* **CHALLENGE**: The entries are to be returned exactly, with images left out.

* **LISTED RECORDS**:
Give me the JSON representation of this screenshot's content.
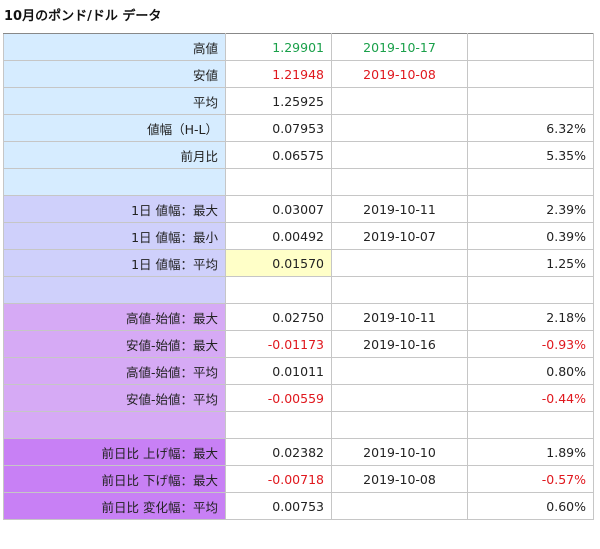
{
  "title": "10月のポンド/ドル データ",
  "colors": {
    "section_a": "#d6ecff",
    "section_b": "#cfd0fb",
    "section_c": "#d6aaf5",
    "section_d": "#c880f5",
    "highlight": "#ffffc8",
    "green": "#1aa04a",
    "red": "#e0181e"
  },
  "rows": [
    {
      "label": "高値",
      "value": "1.29901",
      "date": "2019-10-17",
      "pct": ""
    },
    {
      "label": "安値",
      "value": "1.21948",
      "date": "2019-10-08",
      "pct": ""
    },
    {
      "label": "平均",
      "value": "1.25925",
      "date": "",
      "pct": ""
    },
    {
      "label": "値幅（H-L）",
      "value": "0.07953",
      "date": "",
      "pct": "6.32%"
    },
    {
      "label": "前月比",
      "value": "0.06575",
      "date": "",
      "pct": "5.35%"
    },
    {
      "label": "",
      "value": "",
      "date": "",
      "pct": ""
    },
    {
      "label": "1日 値幅：最大",
      "value": "0.03007",
      "date": "2019-10-11",
      "pct": "2.39%"
    },
    {
      "label": "1日 値幅：最小",
      "value": "0.00492",
      "date": "2019-10-07",
      "pct": "0.39%"
    },
    {
      "label": "1日 値幅：平均",
      "value": "0.01570",
      "date": "",
      "pct": "1.25%"
    },
    {
      "label": "",
      "value": "",
      "date": "",
      "pct": ""
    },
    {
      "label": "高値-始値：最大",
      "value": "0.02750",
      "date": "2019-10-11",
      "pct": "2.18%"
    },
    {
      "label": "安値-始値：最大",
      "value": "-0.01173",
      "date": "2019-10-16",
      "pct": "-0.93%"
    },
    {
      "label": "高値-始値：平均",
      "value": "0.01011",
      "date": "",
      "pct": "0.80%"
    },
    {
      "label": "安値-始値：平均",
      "value": "-0.00559",
      "date": "",
      "pct": "-0.44%"
    },
    {
      "label": "",
      "value": "",
      "date": "",
      "pct": ""
    },
    {
      "label": "前日比 上げ幅：最大",
      "value": "0.02382",
      "date": "2019-10-10",
      "pct": "1.89%"
    },
    {
      "label": "前日比 下げ幅：最大",
      "value": "-0.00718",
      "date": "2019-10-08",
      "pct": "-0.57%"
    },
    {
      "label": "前日比 変化幅：平均",
      "value": "0.00753",
      "date": "",
      "pct": "0.60%"
    }
  ]
}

* **EXERCISE RESULT**:
Give me the JSON representation of this screenshot's content.
{
  "title": "10月のポンド/ドル データ",
  "colors": {
    "section_a": "#d6ecff",
    "section_b": "#cfd0fb",
    "section_c": "#d6aaf5",
    "section_d": "#c880f5",
    "highlight": "#ffffc8",
    "green": "#1aa04a",
    "red": "#e0181e"
  },
  "rows": [
    {
      "label": "高値",
      "value": "1.29901",
      "date": "2019-10-17",
      "pct": ""
    },
    {
      "label": "安値",
      "value": "1.21948",
      "date": "2019-10-08",
      "pct": ""
    },
    {
      "label": "平均",
      "value": "1.25925",
      "date": "",
      "pct": ""
    },
    {
      "label": "値幅（H-L）",
      "value": "0.07953",
      "date": "",
      "pct": "6.32%"
    },
    {
      "label": "前月比",
      "value": "0.06575",
      "date": "",
      "pct": "5.35%"
    },
    {
      "label": "",
      "value": "",
      "date": "",
      "pct": ""
    },
    {
      "label": "1日 値幅：最大",
      "value": "0.03007",
      "date": "2019-10-11",
      "pct": "2.39%"
    },
    {
      "label": "1日 値幅：最小",
      "value": "0.00492",
      "date": "2019-10-07",
      "pct": "0.39%"
    },
    {
      "label": "1日 値幅：平均",
      "value": "0.01570",
      "date": "",
      "pct": "1.25%"
    },
    {
      "label": "",
      "value": "",
      "date": "",
      "pct": ""
    },
    {
      "label": "高値-始値：最大",
      "value": "0.02750",
      "date": "2019-10-11",
      "pct": "2.18%"
    },
    {
      "label": "安値-始値：最大",
      "value": "-0.01173",
      "date": "2019-10-16",
      "pct": "-0.93%"
    },
    {
      "label": "高値-始値：平均",
      "value": "0.01011",
      "date": "",
      "pct": "0.80%"
    },
    {
      "label": "安値-始値：平均",
      "value": "-0.00559",
      "date": "",
      "pct": "-0.44%"
    },
    {
      "label": "",
      "value": "",
      "date": "",
      "pct": ""
    },
    {
      "label": "前日比 上げ幅：最大",
      "value": "0.02382",
      "date": "2019-10-10",
      "pct": "1.89%"
    },
    {
      "label": "前日比 下げ幅：最大",
      "value": "-0.00718",
      "date": "2019-10-08",
      "pct": "-0.57%"
    },
    {
      "label": "前日比 変化幅：平均",
      "value": "0.00753",
      "date": "",
      "pct": "0.60%"
    }
  ]
}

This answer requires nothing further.